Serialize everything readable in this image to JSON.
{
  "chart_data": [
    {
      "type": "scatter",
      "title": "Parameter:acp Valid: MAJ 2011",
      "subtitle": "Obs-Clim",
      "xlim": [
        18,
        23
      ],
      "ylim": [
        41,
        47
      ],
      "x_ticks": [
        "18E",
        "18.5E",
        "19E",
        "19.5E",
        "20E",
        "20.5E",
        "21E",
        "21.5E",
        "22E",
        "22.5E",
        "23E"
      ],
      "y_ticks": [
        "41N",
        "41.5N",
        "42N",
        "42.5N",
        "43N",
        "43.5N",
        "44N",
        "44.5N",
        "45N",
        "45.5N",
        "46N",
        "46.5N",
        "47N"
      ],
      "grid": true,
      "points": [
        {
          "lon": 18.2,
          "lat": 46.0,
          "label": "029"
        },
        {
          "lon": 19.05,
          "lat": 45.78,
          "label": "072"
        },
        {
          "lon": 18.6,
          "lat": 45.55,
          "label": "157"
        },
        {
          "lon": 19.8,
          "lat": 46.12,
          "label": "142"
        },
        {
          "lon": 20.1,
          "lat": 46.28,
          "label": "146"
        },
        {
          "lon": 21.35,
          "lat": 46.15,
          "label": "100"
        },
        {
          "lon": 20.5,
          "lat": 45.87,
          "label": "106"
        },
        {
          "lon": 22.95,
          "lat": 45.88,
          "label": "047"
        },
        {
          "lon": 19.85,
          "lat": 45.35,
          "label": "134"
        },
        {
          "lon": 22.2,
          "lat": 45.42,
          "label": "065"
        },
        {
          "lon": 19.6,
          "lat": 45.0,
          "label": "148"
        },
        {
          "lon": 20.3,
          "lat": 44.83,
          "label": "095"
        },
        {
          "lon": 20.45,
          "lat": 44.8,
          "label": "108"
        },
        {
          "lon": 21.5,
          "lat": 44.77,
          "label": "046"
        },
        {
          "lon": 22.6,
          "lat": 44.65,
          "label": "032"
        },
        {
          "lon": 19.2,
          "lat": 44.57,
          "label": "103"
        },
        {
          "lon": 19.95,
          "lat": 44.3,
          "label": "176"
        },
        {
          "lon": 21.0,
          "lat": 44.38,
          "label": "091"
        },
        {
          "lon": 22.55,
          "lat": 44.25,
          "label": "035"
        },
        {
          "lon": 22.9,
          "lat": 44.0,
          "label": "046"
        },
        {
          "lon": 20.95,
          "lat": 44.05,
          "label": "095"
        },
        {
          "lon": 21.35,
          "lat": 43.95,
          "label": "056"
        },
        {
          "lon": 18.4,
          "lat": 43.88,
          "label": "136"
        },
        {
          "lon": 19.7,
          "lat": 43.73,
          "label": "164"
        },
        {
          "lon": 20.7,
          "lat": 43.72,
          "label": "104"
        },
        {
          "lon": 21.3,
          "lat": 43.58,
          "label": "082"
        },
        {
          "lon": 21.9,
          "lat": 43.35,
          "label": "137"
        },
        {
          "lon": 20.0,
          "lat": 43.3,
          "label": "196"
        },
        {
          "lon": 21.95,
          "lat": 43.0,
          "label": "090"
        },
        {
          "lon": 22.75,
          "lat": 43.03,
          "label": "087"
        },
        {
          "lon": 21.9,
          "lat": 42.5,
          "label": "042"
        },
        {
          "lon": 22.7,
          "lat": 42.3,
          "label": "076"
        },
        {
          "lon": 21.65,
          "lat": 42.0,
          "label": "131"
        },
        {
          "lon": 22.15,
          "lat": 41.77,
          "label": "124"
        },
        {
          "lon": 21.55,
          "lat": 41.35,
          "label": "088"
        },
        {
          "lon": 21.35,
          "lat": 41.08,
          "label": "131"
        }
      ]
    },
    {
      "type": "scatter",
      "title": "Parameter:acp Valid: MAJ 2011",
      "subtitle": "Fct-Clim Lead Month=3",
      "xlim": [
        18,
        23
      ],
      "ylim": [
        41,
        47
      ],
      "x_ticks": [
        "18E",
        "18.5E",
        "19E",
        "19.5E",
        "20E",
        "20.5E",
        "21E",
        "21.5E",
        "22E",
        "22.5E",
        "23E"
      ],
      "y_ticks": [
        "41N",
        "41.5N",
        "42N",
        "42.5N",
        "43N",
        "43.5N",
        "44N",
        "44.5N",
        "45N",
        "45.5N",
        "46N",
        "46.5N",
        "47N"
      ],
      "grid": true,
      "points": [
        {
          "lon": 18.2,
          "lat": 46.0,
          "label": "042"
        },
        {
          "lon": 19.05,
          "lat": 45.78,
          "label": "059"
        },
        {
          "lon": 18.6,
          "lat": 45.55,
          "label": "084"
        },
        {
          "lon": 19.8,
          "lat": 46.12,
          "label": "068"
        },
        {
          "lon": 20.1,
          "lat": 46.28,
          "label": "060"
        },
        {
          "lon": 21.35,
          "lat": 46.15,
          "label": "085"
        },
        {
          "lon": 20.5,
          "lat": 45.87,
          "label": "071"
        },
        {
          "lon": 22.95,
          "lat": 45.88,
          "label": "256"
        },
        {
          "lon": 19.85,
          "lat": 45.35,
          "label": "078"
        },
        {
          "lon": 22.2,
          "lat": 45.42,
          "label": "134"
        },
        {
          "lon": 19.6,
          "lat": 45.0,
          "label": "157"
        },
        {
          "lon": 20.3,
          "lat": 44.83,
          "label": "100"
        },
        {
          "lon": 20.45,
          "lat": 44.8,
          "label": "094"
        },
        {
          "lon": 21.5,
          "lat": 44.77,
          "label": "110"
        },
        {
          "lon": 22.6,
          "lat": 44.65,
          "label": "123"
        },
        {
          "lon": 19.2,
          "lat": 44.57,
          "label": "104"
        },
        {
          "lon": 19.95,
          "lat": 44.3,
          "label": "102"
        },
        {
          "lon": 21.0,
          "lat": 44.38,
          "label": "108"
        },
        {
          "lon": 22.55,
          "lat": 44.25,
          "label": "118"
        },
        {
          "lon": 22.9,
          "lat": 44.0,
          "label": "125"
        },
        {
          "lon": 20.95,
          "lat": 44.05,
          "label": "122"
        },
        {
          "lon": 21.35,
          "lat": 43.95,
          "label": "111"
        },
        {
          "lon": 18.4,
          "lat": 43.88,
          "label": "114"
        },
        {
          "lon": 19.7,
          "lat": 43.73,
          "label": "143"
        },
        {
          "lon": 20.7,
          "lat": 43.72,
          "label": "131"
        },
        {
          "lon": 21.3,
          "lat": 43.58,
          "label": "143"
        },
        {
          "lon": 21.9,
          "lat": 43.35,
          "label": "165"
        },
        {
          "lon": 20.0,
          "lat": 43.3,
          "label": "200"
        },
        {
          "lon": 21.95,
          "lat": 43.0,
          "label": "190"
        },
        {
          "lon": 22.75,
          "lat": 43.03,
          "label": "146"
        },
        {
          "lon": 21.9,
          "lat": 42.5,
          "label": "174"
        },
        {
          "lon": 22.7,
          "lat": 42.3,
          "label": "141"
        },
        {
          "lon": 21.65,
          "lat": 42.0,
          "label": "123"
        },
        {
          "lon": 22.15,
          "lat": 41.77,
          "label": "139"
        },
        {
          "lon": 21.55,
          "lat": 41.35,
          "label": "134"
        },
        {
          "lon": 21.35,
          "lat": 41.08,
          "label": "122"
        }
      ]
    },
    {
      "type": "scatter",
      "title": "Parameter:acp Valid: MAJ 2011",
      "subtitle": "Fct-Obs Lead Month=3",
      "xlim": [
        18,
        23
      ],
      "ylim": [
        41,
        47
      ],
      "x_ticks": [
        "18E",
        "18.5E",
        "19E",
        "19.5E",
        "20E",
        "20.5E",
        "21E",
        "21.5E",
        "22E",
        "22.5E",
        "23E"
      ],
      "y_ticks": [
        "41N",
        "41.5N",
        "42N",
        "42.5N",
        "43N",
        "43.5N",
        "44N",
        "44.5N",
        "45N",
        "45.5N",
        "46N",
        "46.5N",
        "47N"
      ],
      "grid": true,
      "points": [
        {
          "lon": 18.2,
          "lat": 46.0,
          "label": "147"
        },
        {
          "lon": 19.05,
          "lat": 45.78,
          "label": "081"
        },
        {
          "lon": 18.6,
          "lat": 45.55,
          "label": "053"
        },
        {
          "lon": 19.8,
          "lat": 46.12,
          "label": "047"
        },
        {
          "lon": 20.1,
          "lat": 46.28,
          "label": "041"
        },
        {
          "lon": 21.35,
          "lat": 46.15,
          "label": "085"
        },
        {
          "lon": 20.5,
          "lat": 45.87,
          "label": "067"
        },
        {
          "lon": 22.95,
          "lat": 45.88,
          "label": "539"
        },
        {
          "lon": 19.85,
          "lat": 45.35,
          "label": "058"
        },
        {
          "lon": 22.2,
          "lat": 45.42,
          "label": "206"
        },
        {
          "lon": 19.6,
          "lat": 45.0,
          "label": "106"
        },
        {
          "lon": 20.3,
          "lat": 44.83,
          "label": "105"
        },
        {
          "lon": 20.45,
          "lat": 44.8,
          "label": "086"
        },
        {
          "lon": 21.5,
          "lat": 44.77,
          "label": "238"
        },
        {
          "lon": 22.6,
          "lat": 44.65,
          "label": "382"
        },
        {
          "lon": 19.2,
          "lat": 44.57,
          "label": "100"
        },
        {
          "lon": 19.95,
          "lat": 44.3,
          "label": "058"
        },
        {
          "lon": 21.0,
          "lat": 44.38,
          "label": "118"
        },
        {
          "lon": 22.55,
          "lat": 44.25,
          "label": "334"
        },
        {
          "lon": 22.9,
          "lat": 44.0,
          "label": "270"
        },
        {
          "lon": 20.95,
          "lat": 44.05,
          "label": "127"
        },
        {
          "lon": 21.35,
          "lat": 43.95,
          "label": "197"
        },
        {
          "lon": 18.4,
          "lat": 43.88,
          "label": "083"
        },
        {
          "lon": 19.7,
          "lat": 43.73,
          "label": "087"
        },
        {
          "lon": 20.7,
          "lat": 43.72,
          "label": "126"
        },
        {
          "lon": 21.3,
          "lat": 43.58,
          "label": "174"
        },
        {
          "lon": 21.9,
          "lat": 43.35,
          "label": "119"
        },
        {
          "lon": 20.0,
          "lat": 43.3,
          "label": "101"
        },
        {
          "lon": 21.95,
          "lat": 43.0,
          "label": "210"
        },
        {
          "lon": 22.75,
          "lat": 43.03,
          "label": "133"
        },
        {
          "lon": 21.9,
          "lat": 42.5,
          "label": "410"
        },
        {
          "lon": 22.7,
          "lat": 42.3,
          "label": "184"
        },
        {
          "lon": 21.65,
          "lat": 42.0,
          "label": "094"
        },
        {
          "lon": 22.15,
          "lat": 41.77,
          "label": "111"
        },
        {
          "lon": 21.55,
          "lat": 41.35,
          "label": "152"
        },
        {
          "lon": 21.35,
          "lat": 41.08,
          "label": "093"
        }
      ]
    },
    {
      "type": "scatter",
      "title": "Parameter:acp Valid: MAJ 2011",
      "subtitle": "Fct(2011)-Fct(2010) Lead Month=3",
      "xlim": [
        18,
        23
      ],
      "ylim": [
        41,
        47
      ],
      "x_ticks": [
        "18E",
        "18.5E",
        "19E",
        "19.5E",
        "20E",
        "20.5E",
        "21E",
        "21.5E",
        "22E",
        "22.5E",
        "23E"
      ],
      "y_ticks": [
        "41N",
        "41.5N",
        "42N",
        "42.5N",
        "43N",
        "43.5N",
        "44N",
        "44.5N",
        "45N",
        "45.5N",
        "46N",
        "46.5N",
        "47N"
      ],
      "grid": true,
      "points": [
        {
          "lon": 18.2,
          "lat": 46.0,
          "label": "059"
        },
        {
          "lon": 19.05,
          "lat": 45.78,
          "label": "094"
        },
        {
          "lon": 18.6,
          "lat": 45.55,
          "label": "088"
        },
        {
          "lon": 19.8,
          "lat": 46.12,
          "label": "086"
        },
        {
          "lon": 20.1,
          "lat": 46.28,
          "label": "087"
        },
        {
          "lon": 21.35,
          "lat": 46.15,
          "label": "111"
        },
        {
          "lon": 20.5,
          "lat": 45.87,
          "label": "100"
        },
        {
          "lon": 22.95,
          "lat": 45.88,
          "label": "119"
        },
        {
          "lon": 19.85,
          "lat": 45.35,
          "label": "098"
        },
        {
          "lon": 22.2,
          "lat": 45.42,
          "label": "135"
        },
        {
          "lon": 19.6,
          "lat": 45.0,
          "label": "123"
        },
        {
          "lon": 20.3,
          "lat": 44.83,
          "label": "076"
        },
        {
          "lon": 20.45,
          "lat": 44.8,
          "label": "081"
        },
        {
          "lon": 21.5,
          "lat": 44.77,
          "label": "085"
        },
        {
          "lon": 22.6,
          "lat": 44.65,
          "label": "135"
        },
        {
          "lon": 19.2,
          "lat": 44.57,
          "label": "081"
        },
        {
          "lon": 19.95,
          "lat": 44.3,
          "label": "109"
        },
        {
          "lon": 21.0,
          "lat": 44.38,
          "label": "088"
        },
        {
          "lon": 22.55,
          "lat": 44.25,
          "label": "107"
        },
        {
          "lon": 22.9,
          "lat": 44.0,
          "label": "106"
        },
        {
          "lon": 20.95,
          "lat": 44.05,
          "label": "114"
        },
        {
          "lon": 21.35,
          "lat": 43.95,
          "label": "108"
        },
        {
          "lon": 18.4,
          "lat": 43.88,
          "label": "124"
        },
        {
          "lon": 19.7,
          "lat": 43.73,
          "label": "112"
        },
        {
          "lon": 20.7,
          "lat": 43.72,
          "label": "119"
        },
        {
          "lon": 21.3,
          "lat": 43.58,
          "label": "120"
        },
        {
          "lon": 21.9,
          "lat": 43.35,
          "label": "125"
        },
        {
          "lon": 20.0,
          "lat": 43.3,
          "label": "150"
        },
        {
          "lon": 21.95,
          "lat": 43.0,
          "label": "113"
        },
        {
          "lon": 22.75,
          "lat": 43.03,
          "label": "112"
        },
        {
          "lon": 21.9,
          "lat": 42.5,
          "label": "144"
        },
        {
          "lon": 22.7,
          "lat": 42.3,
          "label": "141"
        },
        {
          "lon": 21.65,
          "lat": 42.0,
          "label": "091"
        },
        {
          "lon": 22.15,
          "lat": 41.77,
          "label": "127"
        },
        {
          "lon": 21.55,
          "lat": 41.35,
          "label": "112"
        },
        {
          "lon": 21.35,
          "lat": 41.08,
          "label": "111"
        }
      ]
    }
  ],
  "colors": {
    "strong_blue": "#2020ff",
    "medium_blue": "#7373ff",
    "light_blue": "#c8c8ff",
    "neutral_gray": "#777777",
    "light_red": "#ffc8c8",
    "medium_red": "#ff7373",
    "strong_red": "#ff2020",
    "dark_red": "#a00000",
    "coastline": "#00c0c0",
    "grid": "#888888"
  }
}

━━━━━━━━━━━━━━━━━━━━━━━━━━━━━━

TASK TO COMPLETE: Pull out all lines of the data with the string "subtitle".

EXPECTED ANSWER:
      "subtitle": "Obs-Clim",
      "subtitle": "Fct-Clim Lead Month=3",
      "subtitle": "Fct-Obs Lead Month=3",
      "subtitle": "Fct(2011)-Fct(2010) Lead Month=3",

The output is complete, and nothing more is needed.